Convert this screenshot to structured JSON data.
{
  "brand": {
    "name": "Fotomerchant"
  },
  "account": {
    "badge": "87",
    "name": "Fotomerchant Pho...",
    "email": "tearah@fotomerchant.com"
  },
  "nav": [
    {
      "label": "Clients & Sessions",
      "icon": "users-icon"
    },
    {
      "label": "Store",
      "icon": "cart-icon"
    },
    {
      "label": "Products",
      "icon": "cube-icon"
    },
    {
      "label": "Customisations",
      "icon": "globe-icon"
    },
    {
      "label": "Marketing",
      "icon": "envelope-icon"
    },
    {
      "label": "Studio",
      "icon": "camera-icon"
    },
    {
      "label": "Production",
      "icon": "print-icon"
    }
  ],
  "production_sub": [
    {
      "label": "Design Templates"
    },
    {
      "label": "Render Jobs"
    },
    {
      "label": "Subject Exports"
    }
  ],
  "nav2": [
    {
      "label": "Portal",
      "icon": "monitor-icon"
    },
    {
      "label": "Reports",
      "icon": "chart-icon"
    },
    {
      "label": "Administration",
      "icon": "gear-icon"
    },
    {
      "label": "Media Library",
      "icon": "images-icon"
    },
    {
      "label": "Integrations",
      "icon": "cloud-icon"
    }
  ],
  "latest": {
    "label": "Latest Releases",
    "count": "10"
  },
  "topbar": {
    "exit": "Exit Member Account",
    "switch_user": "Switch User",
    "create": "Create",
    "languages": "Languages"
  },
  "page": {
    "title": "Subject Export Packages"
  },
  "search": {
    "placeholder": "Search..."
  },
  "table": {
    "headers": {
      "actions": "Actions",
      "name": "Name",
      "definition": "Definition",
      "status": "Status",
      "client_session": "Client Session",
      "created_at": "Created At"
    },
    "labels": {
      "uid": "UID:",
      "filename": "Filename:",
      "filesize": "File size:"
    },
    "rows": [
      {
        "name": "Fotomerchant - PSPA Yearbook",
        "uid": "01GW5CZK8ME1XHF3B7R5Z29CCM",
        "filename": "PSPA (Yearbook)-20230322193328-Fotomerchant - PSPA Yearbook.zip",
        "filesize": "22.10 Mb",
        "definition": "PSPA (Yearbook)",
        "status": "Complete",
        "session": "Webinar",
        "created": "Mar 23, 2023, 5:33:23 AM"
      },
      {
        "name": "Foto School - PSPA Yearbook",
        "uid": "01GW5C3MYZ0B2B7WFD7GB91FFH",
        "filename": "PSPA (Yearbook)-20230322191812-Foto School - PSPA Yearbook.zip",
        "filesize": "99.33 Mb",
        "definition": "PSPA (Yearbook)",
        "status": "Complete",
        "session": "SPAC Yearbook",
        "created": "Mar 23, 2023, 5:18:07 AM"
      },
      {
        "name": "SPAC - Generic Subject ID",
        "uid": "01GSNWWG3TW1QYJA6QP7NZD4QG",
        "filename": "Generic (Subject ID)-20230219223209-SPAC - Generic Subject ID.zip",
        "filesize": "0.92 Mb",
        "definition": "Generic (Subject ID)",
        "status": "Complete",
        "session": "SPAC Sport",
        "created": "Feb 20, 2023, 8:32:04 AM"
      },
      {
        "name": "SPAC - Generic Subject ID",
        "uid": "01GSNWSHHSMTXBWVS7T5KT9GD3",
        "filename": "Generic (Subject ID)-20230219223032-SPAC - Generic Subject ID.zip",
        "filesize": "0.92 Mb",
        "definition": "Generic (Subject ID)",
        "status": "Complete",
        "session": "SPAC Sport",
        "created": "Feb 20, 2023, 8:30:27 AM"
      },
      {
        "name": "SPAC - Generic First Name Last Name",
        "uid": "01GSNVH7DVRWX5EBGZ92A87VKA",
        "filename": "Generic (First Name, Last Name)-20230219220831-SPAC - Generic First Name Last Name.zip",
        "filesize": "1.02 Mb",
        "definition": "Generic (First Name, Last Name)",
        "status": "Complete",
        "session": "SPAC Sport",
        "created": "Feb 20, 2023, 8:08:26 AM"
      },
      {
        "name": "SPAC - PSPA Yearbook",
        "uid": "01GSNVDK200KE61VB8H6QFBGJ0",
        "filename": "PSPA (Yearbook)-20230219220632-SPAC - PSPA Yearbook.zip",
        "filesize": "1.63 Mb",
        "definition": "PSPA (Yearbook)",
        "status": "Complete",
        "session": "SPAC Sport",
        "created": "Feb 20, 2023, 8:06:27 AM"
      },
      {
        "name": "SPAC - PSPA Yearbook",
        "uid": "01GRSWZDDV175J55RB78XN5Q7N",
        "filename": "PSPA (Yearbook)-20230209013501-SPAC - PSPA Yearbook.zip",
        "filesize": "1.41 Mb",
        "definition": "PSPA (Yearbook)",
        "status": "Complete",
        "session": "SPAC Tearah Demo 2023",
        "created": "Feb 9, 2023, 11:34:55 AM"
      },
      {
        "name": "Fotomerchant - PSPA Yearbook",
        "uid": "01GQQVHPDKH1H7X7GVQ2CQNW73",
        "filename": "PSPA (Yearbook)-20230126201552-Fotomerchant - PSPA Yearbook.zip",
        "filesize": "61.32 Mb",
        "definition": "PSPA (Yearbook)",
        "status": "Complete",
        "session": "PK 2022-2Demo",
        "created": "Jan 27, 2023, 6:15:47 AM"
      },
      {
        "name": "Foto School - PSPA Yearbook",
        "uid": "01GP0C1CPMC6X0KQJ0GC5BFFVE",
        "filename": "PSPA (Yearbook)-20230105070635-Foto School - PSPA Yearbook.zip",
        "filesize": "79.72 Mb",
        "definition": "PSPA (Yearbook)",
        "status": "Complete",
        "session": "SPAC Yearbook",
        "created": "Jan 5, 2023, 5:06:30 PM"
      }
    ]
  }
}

··········

**Work to do**
Retype each record exactly, leaving nothing out.

**Exercise result**
Convert this screenshot to structured JSON data.
{
  "brand": {
    "name": "Fotomerchant"
  },
  "account": {
    "badge": "87",
    "name": "Fotomerchant Pho...",
    "email": "tearah@fotomerchant.com"
  },
  "nav": [
    {
      "label": "Clients & Sessions",
      "icon": "users-icon"
    },
    {
      "label": "Store",
      "icon": "cart-icon"
    },
    {
      "label": "Products",
      "icon": "cube-icon"
    },
    {
      "label": "Customisations",
      "icon": "globe-icon"
    },
    {
      "label": "Marketing",
      "icon": "envelope-icon"
    },
    {
      "label": "Studio",
      "icon": "camera-icon"
    },
    {
      "label": "Production",
      "icon": "print-icon"
    }
  ],
  "production_sub": [
    {
      "label": "Design Templates"
    },
    {
      "label": "Render Jobs"
    },
    {
      "label": "Subject Exports"
    }
  ],
  "nav2": [
    {
      "label": "Portal",
      "icon": "monitor-icon"
    },
    {
      "label": "Reports",
      "icon": "chart-icon"
    },
    {
      "label": "Administration",
      "icon": "gear-icon"
    },
    {
      "label": "Media Library",
      "icon": "images-icon"
    },
    {
      "label": "Integrations",
      "icon": "cloud-icon"
    }
  ],
  "latest": {
    "label": "Latest Releases",
    "count": "10"
  },
  "topbar": {
    "exit": "Exit Member Account",
    "switch_user": "Switch User",
    "create": "Create",
    "languages": "Languages"
  },
  "page": {
    "title": "Subject Export Packages"
  },
  "search": {
    "placeholder": "Search..."
  },
  "table": {
    "headers": {
      "actions": "Actions",
      "name": "Name",
      "definition": "Definition",
      "status": "Status",
      "client_session": "Client Session",
      "created_at": "Created At"
    },
    "labels": {
      "uid": "UID:",
      "filename": "Filename:",
      "filesize": "File size:"
    },
    "rows": [
      {
        "name": "Fotomerchant - PSPA Yearbook",
        "uid": "01GW5CZK8ME1XHF3B7R5Z29CCM",
        "filename": "PSPA (Yearbook)-20230322193328-Fotomerchant - PSPA Yearbook.zip",
        "filesize": "22.10 Mb",
        "definition": "PSPA (Yearbook)",
        "status": "Complete",
        "session": "Webinar",
        "created": "Mar 23, 2023, 5:33:23 AM"
      },
      {
        "name": "Foto School - PSPA Yearbook",
        "uid": "01GW5C3MYZ0B2B7WFD7GB91FFH",
        "filename": "PSPA (Yearbook)-20230322191812-Foto School - PSPA Yearbook.zip",
        "filesize": "99.33 Mb",
        "definition": "PSPA (Yearbook)",
        "status": "Complete",
        "session": "SPAC Yearbook",
        "created": "Mar 23, 2023, 5:18:07 AM"
      },
      {
        "name": "SPAC - Generic Subject ID",
        "uid": "01GSNWWG3TW1QYJA6QP7NZD4QG",
        "filename": "Generic (Subject ID)-20230219223209-SPAC - Generic Subject ID.zip",
        "filesize": "0.92 Mb",
        "definition": "Generic (Subject ID)",
        "status": "Complete",
        "session": "SPAC Sport",
        "created": "Feb 20, 2023, 8:32:04 AM"
      },
      {
        "name": "SPAC - Generic Subject ID",
        "uid": "01GSNWSHHSMTXBWVS7T5KT9GD3",
        "filename": "Generic (Subject ID)-20230219223032-SPAC - Generic Subject ID.zip",
        "filesize": "0.92 Mb",
        "definition": "Generic (Subject ID)",
        "status": "Complete",
        "session": "SPAC Sport",
        "created": "Feb 20, 2023, 8:30:27 AM"
      },
      {
        "name": "SPAC - Generic First Name Last Name",
        "uid": "01GSNVH7DVRWX5EBGZ92A87VKA",
        "filename": "Generic (First Name, Last Name)-20230219220831-SPAC - Generic First Name Last Name.zip",
        "filesize": "1.02 Mb",
        "definition": "Generic (First Name, Last Name)",
        "status": "Complete",
        "session": "SPAC Sport",
        "created": "Feb 20, 2023, 8:08:26 AM"
      },
      {
        "name": "SPAC - PSPA Yearbook",
        "uid": "01GSNVDK200KE61VB8H6QFBGJ0",
        "filename": "PSPA (Yearbook)-20230219220632-SPAC - PSPA Yearbook.zip",
        "filesize": "1.63 Mb",
        "definition": "PSPA (Yearbook)",
        "status": "Complete",
        "session": "SPAC Sport",
        "created": "Feb 20, 2023, 8:06:27 AM"
      },
      {
        "name": "SPAC - PSPA Yearbook",
        "uid": "01GRSWZDDV175J55RB78XN5Q7N",
        "filename": "PSPA (Yearbook)-20230209013501-SPAC - PSPA Yearbook.zip",
        "filesize": "1.41 Mb",
        "definition": "PSPA (Yearbook)",
        "status": "Complete",
        "session": "SPAC Tearah Demo 2023",
        "created": "Feb 9, 2023, 11:34:55 AM"
      },
      {
        "name": "Fotomerchant - PSPA Yearbook",
        "uid": "01GQQVHPDKH1H7X7GVQ2CQNW73",
        "filename": "PSPA (Yearbook)-20230126201552-Fotomerchant - PSPA Yearbook.zip",
        "filesize": "61.32 Mb",
        "definition": "PSPA (Yearbook)",
        "status": "Complete",
        "session": "PK 2022-2Demo",
        "created": "Jan 27, 2023, 6:15:47 AM"
      },
      {
        "name": "Foto School - PSPA Yearbook",
        "uid": "01GP0C1CPMC6X0KQJ0GC5BFFVE",
        "filename": "PSPA (Yearbook)-20230105070635-Foto School - PSPA Yearbook.zip",
        "filesize": "79.72 Mb",
        "definition": "PSPA (Yearbook)",
        "status": "Complete",
        "session": "SPAC Yearbook",
        "created": "Jan 5, 2023, 5:06:30 PM"
      }
    ]
  }
}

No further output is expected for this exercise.